(begin)

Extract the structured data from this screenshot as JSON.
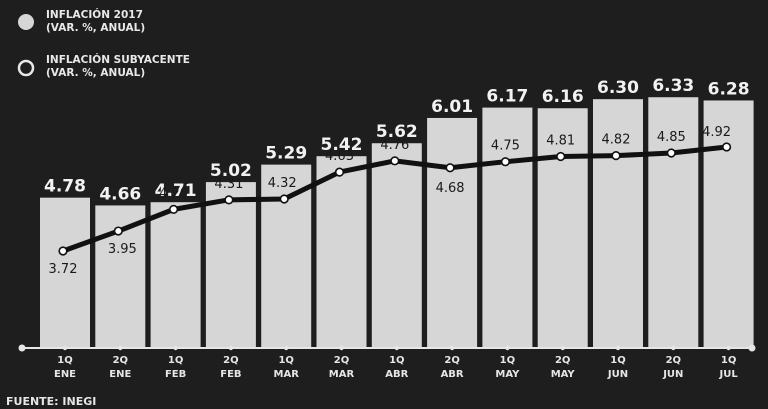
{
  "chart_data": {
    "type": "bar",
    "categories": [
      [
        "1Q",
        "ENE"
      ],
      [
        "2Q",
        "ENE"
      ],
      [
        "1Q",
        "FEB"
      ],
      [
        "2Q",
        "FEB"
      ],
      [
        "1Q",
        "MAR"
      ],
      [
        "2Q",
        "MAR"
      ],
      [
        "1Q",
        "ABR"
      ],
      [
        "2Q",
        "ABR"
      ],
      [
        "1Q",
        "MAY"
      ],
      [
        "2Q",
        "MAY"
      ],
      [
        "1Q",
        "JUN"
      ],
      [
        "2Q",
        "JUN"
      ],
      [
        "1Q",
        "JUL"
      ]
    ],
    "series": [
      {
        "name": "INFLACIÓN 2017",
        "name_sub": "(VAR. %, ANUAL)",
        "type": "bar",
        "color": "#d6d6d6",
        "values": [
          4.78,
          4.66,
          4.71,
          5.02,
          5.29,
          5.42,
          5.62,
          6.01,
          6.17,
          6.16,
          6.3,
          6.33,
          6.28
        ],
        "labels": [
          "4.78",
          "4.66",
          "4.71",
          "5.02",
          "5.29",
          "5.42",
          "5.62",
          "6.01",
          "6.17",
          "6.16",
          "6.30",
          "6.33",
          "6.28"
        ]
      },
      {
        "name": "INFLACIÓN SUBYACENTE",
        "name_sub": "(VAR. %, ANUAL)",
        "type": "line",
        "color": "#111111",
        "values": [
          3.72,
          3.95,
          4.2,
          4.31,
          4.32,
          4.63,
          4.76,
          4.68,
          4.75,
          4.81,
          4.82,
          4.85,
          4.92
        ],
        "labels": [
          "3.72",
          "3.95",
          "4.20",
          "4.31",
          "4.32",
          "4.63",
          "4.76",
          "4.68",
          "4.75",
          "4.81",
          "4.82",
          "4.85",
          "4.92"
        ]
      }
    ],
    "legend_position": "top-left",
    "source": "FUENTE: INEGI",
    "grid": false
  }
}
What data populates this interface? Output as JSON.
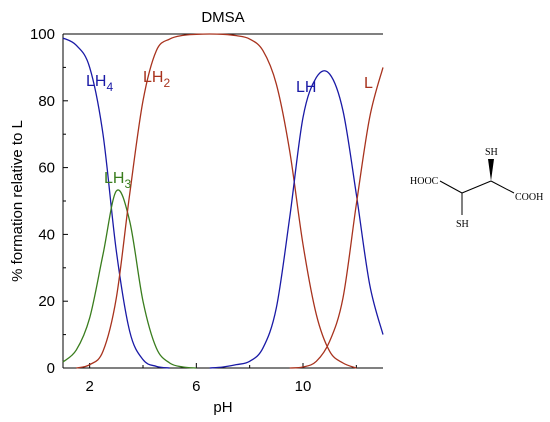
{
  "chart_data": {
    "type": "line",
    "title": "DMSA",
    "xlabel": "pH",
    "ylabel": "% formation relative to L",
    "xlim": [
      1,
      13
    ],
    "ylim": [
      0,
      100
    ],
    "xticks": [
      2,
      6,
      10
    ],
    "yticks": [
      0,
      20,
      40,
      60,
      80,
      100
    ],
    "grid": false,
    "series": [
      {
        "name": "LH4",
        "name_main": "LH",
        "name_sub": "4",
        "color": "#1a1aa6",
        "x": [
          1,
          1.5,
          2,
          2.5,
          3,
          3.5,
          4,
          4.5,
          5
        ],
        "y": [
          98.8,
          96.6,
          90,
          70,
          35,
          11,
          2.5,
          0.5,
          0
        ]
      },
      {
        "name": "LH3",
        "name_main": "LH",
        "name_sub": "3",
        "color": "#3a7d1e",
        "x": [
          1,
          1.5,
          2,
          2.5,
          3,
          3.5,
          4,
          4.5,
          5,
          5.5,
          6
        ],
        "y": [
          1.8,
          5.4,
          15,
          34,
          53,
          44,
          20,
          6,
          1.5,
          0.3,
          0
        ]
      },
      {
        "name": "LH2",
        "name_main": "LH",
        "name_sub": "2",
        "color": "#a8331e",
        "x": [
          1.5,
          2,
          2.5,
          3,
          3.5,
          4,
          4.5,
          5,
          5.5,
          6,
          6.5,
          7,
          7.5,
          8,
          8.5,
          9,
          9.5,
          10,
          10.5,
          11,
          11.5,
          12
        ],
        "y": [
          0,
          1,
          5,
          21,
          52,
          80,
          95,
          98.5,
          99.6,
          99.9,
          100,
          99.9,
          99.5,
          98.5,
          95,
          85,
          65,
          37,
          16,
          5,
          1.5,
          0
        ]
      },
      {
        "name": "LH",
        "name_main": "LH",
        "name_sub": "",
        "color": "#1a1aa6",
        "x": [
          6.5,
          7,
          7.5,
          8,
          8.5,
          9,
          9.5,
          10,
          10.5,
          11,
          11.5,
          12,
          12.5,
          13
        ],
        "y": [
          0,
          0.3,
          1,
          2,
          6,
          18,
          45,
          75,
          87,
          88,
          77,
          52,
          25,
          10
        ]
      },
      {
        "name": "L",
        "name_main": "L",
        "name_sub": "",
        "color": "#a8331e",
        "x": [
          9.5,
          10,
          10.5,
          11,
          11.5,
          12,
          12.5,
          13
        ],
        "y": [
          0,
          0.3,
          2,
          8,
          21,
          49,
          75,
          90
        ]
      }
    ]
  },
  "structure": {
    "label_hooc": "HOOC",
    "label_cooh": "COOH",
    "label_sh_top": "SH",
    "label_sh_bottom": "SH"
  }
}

(end)

:: Work required ::
Your copy should match the entries exactly, minus the pictures.

:: Task solution ::
Extract the structured data from this screenshot as JSON.
{
  "chart_data": {
    "type": "bar",
    "categories": [
      [
        "1Q",
        "ENE"
      ],
      [
        "2Q",
        "ENE"
      ],
      [
        "1Q",
        "FEB"
      ],
      [
        "2Q",
        "FEB"
      ],
      [
        "1Q",
        "MAR"
      ],
      [
        "2Q",
        "MAR"
      ],
      [
        "1Q",
        "ABR"
      ],
      [
        "2Q",
        "ABR"
      ],
      [
        "1Q",
        "MAY"
      ],
      [
        "2Q",
        "MAY"
      ],
      [
        "1Q",
        "JUN"
      ],
      [
        "2Q",
        "JUN"
      ],
      [
        "1Q",
        "JUL"
      ]
    ],
    "series": [
      {
        "name": "INFLACIÓN 2017",
        "name_sub": "(VAR. %, ANUAL)",
        "type": "bar",
        "color": "#d6d6d6",
        "values": [
          4.78,
          4.66,
          4.71,
          5.02,
          5.29,
          5.42,
          5.62,
          6.01,
          6.17,
          6.16,
          6.3,
          6.33,
          6.28
        ],
        "labels": [
          "4.78",
          "4.66",
          "4.71",
          "5.02",
          "5.29",
          "5.42",
          "5.62",
          "6.01",
          "6.17",
          "6.16",
          "6.30",
          "6.33",
          "6.28"
        ]
      },
      {
        "name": "INFLACIÓN SUBYACENTE",
        "name_sub": "(VAR. %, ANUAL)",
        "type": "line",
        "color": "#111111",
        "values": [
          3.72,
          3.95,
          4.2,
          4.31,
          4.32,
          4.63,
          4.76,
          4.68,
          4.75,
          4.81,
          4.82,
          4.85,
          4.92
        ],
        "labels": [
          "3.72",
          "3.95",
          "4.20",
          "4.31",
          "4.32",
          "4.63",
          "4.76",
          "4.68",
          "4.75",
          "4.81",
          "4.82",
          "4.85",
          "4.92"
        ]
      }
    ],
    "legend_position": "top-left",
    "source": "FUENTE: INEGI",
    "grid": false
  }
}
What data populates this interface? Output as JSON.
{
  "chart_data": {
    "type": "line",
    "title": "DMSA",
    "xlabel": "pH",
    "ylabel": "% formation relative to L",
    "xlim": [
      1,
      13
    ],
    "ylim": [
      0,
      100
    ],
    "xticks": [
      2,
      6,
      10
    ],
    "yticks": [
      0,
      20,
      40,
      60,
      80,
      100
    ],
    "grid": false,
    "series": [
      {
        "name": "LH4",
        "name_main": "LH",
        "name_sub": "4",
        "color": "#1a1aa6",
        "x": [
          1,
          1.5,
          2,
          2.5,
          3,
          3.5,
          4,
          4.5,
          5
        ],
        "y": [
          98.8,
          96.6,
          90,
          70,
          35,
          11,
          2.5,
          0.5,
          0
        ]
      },
      {
        "name": "LH3",
        "name_main": "LH",
        "name_sub": "3",
        "color": "#3a7d1e",
        "x": [
          1,
          1.5,
          2,
          2.5,
          3,
          3.5,
          4,
          4.5,
          5,
          5.5,
          6
        ],
        "y": [
          1.8,
          5.4,
          15,
          34,
          53,
          44,
          20,
          6,
          1.5,
          0.3,
          0
        ]
      },
      {
        "name": "LH2",
        "name_main": "LH",
        "name_sub": "2",
        "color": "#a8331e",
        "x": [
          1.5,
          2,
          2.5,
          3,
          3.5,
          4,
          4.5,
          5,
          5.5,
          6,
          6.5,
          7,
          7.5,
          8,
          8.5,
          9,
          9.5,
          10,
          10.5,
          11,
          11.5,
          12
        ],
        "y": [
          0,
          1,
          5,
          21,
          52,
          80,
          95,
          98.5,
          99.6,
          99.9,
          100,
          99.9,
          99.5,
          98.5,
          95,
          85,
          65,
          37,
          16,
          5,
          1.5,
          0
        ]
      },
      {
        "name": "LH",
        "name_main": "LH",
        "name_sub": "",
        "color": "#1a1aa6",
        "x": [
          6.5,
          7,
          7.5,
          8,
          8.5,
          9,
          9.5,
          10,
          10.5,
          11,
          11.5,
          12,
          12.5,
          13
        ],
        "y": [
          0,
          0.3,
          1,
          2,
          6,
          18,
          45,
          75,
          87,
          88,
          77,
          52,
          25,
          10
        ]
      },
      {
        "name": "L",
        "name_main": "L",
        "name_sub": "",
        "color": "#a8331e",
        "x": [
          9.5,
          10,
          10.5,
          11,
          11.5,
          12,
          12.5,
          13
        ],
        "y": [
          0,
          0.3,
          2,
          8,
          21,
          49,
          75,
          90
        ]
      }
    ]
  },
  "structure": {
    "label_hooc": "HOOC",
    "label_cooh": "COOH",
    "label_sh_top": "SH",
    "label_sh_bottom": "SH"
  }
}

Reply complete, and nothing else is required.